Goal of the exercise → Repeat the listing word for word. No pictures belong in the copy.

Lines of data
============================================================
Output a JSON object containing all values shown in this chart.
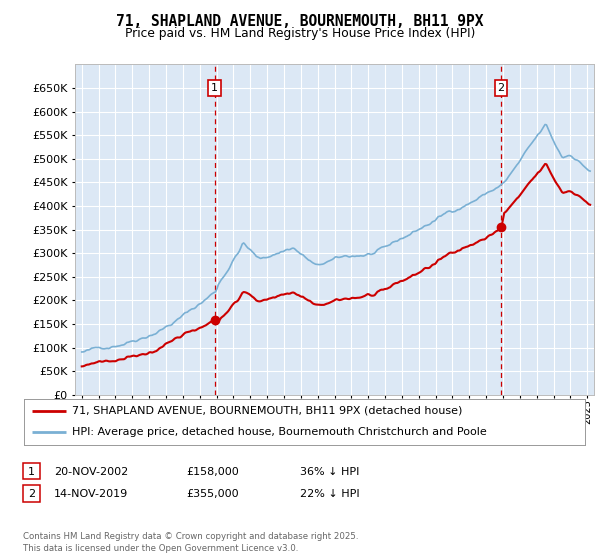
{
  "title": "71, SHAPLAND AVENUE, BOURNEMOUTH, BH11 9PX",
  "subtitle": "Price paid vs. HM Land Registry's House Price Index (HPI)",
  "hpi_label": "HPI: Average price, detached house, Bournemouth Christchurch and Poole",
  "price_label": "71, SHAPLAND AVENUE, BOURNEMOUTH, BH11 9PX (detached house)",
  "footer": "Contains HM Land Registry data © Crown copyright and database right 2025.\nThis data is licensed under the Open Government Licence v3.0.",
  "sale1_date": "20-NOV-2002",
  "sale1_price": "£158,000",
  "sale1_hpi": "36% ↓ HPI",
  "sale2_date": "14-NOV-2019",
  "sale2_price": "£355,000",
  "sale2_hpi": "22% ↓ HPI",
  "sale1_x": 2002.88,
  "sale1_y": 158000,
  "sale2_x": 2019.88,
  "sale2_y": 355000,
  "ylim": [
    0,
    700000
  ],
  "xlim_left": 1994.6,
  "xlim_right": 2025.4,
  "yticks": [
    0,
    50000,
    100000,
    150000,
    200000,
    250000,
    300000,
    350000,
    400000,
    450000,
    500000,
    550000,
    600000,
    650000
  ],
  "plot_bg": "#dce8f5",
  "hpi_color": "#7ab0d4",
  "price_color": "#cc0000",
  "vline_color": "#cc0000",
  "grid_color": "#ffffff",
  "title_color": "#000000"
}
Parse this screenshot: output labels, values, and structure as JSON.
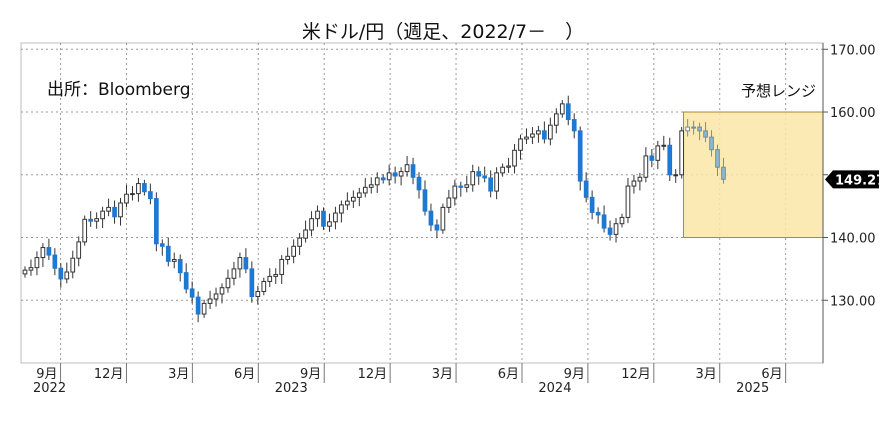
{
  "chart_data": {
    "type": "candlestick",
    "title": "米ドル/円（週足、2022/7－　）",
    "source": "出所：Bloomberg",
    "range_label": "予想レンジ",
    "last_price_label": "149.27",
    "ylim": [
      120,
      171
    ],
    "y_ticks": [
      {
        "value": 130,
        "label": "130.00"
      },
      {
        "value": 140,
        "label": "140.00"
      },
      {
        "value": 150,
        "label": ""
      },
      {
        "value": 160,
        "label": "160.00"
      },
      {
        "value": 170,
        "label": "170.00"
      }
    ],
    "x_months": [
      {
        "label": "9月",
        "value": 2
      },
      {
        "label": "12月",
        "value": 5
      },
      {
        "label": "3月",
        "value": 8
      },
      {
        "label": "6月",
        "value": 11
      },
      {
        "label": "9月",
        "value": 14
      },
      {
        "label": "12月",
        "value": 17
      },
      {
        "label": "3月",
        "value": 20
      },
      {
        "label": "6月",
        "value": 23
      },
      {
        "label": "9月",
        "value": 26
      },
      {
        "label": "12月",
        "value": 29
      },
      {
        "label": "3月",
        "value": 32
      },
      {
        "label": "6月",
        "value": 35
      }
    ],
    "x_years": [
      {
        "label": "2022",
        "value": 1.5
      },
      {
        "label": "2023",
        "value": 12.5
      },
      {
        "label": "2024",
        "value": 24.5
      },
      {
        "label": "2025",
        "value": 33.5
      }
    ],
    "x_range": [
      0.2,
      36.7
    ],
    "forecast_range": {
      "x_start": 30.35,
      "x_end": 36.7,
      "y_low": 140,
      "y_high": 160
    },
    "closes": [
      134.8,
      135.2,
      136.8,
      138.4,
      137.2,
      135.1,
      133.4,
      134.5,
      136.7,
      139.3,
      142.9,
      142.6,
      143.0,
      144.2,
      144.8,
      143.3,
      145.5,
      146.9,
      147.0,
      148.6,
      147.3,
      146.2,
      139.0,
      138.6,
      136.2,
      136.5,
      134.4,
      131.8,
      130.5,
      127.8,
      129.5,
      130.2,
      131.0,
      132.0,
      133.5,
      135.0,
      136.8,
      135.0,
      130.6,
      131.4,
      133.0,
      133.8,
      134.1,
      136.5,
      137.0,
      138.6,
      139.9,
      141.2,
      143.0,
      144.2,
      141.8,
      142.5,
      143.9,
      145.2,
      145.8,
      146.4,
      147.1,
      148.0,
      148.4,
      149.5,
      149.2,
      150.3,
      149.8,
      150.5,
      151.6,
      149.6,
      147.6,
      144.2,
      142.0,
      141.2,
      144.8,
      146.3,
      148.2,
      148.0,
      148.4,
      150.5,
      149.8,
      149.5,
      147.4,
      150.3,
      151.2,
      151.4,
      153.9,
      155.7,
      156.0,
      156.5,
      157.0,
      155.7,
      157.9,
      159.7,
      161.3,
      158.8,
      157.0,
      149.0,
      146.4,
      144.0,
      143.6,
      141.5,
      140.5,
      142.2,
      143.2,
      148.2,
      149.0,
      149.6,
      153.0,
      152.3,
      154.6,
      154.7,
      150.0,
      150.0,
      157.0,
      157.6,
      157.6,
      157.0,
      156.0,
      154.0,
      151.2,
      149.27
    ]
  }
}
============================================================
Answer to the problem →
Output a JSON object containing all values shown in this chart.
{
  "title": "71, SHAPLAND AVENUE, BOURNEMOUTH, BH11 9PX",
  "subtitle": "Price paid vs. HM Land Registry's House Price Index (HPI)",
  "hpi_label": "HPI: Average price, detached house, Bournemouth Christchurch and Poole",
  "price_label": "71, SHAPLAND AVENUE, BOURNEMOUTH, BH11 9PX (detached house)",
  "footer": "Contains HM Land Registry data © Crown copyright and database right 2025.\nThis data is licensed under the Open Government Licence v3.0.",
  "sale1_date": "20-NOV-2002",
  "sale1_price": "£158,000",
  "sale1_hpi": "36% ↓ HPI",
  "sale2_date": "14-NOV-2019",
  "sale2_price": "£355,000",
  "sale2_hpi": "22% ↓ HPI",
  "sale1_x": 2002.88,
  "sale1_y": 158000,
  "sale2_x": 2019.88,
  "sale2_y": 355000,
  "ylim": [
    0,
    700000
  ],
  "xlim_left": 1994.6,
  "xlim_right": 2025.4,
  "yticks": [
    0,
    50000,
    100000,
    150000,
    200000,
    250000,
    300000,
    350000,
    400000,
    450000,
    500000,
    550000,
    600000,
    650000
  ],
  "plot_bg": "#dce8f5",
  "hpi_color": "#7ab0d4",
  "price_color": "#cc0000",
  "vline_color": "#cc0000",
  "grid_color": "#ffffff",
  "title_color": "#000000"
}
Parse this screenshot: output labels, values, and structure as JSON.
{
  "chart_data": {
    "type": "candlestick",
    "title": "米ドル/円（週足、2022/7－　）",
    "source": "出所：Bloomberg",
    "range_label": "予想レンジ",
    "last_price_label": "149.27",
    "ylim": [
      120,
      171
    ],
    "y_ticks": [
      {
        "value": 130,
        "label": "130.00"
      },
      {
        "value": 140,
        "label": "140.00"
      },
      {
        "value": 150,
        "label": ""
      },
      {
        "value": 160,
        "label": "160.00"
      },
      {
        "value": 170,
        "label": "170.00"
      }
    ],
    "x_months": [
      {
        "label": "9月",
        "value": 2
      },
      {
        "label": "12月",
        "value": 5
      },
      {
        "label": "3月",
        "value": 8
      },
      {
        "label": "6月",
        "value": 11
      },
      {
        "label": "9月",
        "value": 14
      },
      {
        "label": "12月",
        "value": 17
      },
      {
        "label": "3月",
        "value": 20
      },
      {
        "label": "6月",
        "value": 23
      },
      {
        "label": "9月",
        "value": 26
      },
      {
        "label": "12月",
        "value": 29
      },
      {
        "label": "3月",
        "value": 32
      },
      {
        "label": "6月",
        "value": 35
      }
    ],
    "x_years": [
      {
        "label": "2022",
        "value": 1.5
      },
      {
        "label": "2023",
        "value": 12.5
      },
      {
        "label": "2024",
        "value": 24.5
      },
      {
        "label": "2025",
        "value": 33.5
      }
    ],
    "x_range": [
      0.2,
      36.7
    ],
    "forecast_range": {
      "x_start": 30.35,
      "x_end": 36.7,
      "y_low": 140,
      "y_high": 160
    },
    "closes": [
      134.8,
      135.2,
      136.8,
      138.4,
      137.2,
      135.1,
      133.4,
      134.5,
      136.7,
      139.3,
      142.9,
      142.6,
      143.0,
      144.2,
      144.8,
      143.3,
      145.5,
      146.9,
      147.0,
      148.6,
      147.3,
      146.2,
      139.0,
      138.6,
      136.2,
      136.5,
      134.4,
      131.8,
      130.5,
      127.8,
      129.5,
      130.2,
      131.0,
      132.0,
      133.5,
      135.0,
      136.8,
      135.0,
      130.6,
      131.4,
      133.0,
      133.8,
      134.1,
      136.5,
      137.0,
      138.6,
      139.9,
      141.2,
      143.0,
      144.2,
      141.8,
      142.5,
      143.9,
      145.2,
      145.8,
      146.4,
      147.1,
      148.0,
      148.4,
      149.5,
      149.2,
      150.3,
      149.8,
      150.5,
      151.6,
      149.6,
      147.6,
      144.2,
      142.0,
      141.2,
      144.8,
      146.3,
      148.2,
      148.0,
      148.4,
      150.5,
      149.8,
      149.5,
      147.4,
      150.3,
      151.2,
      151.4,
      153.9,
      155.7,
      156.0,
      156.5,
      157.0,
      155.7,
      157.9,
      159.7,
      161.3,
      158.8,
      157.0,
      149.0,
      146.4,
      144.0,
      143.6,
      141.5,
      140.5,
      142.2,
      143.2,
      148.2,
      149.0,
      149.6,
      153.0,
      152.3,
      154.6,
      154.7,
      150.0,
      150.0,
      157.0,
      157.6,
      157.6,
      157.0,
      156.0,
      154.0,
      151.2,
      149.27
    ]
  }
}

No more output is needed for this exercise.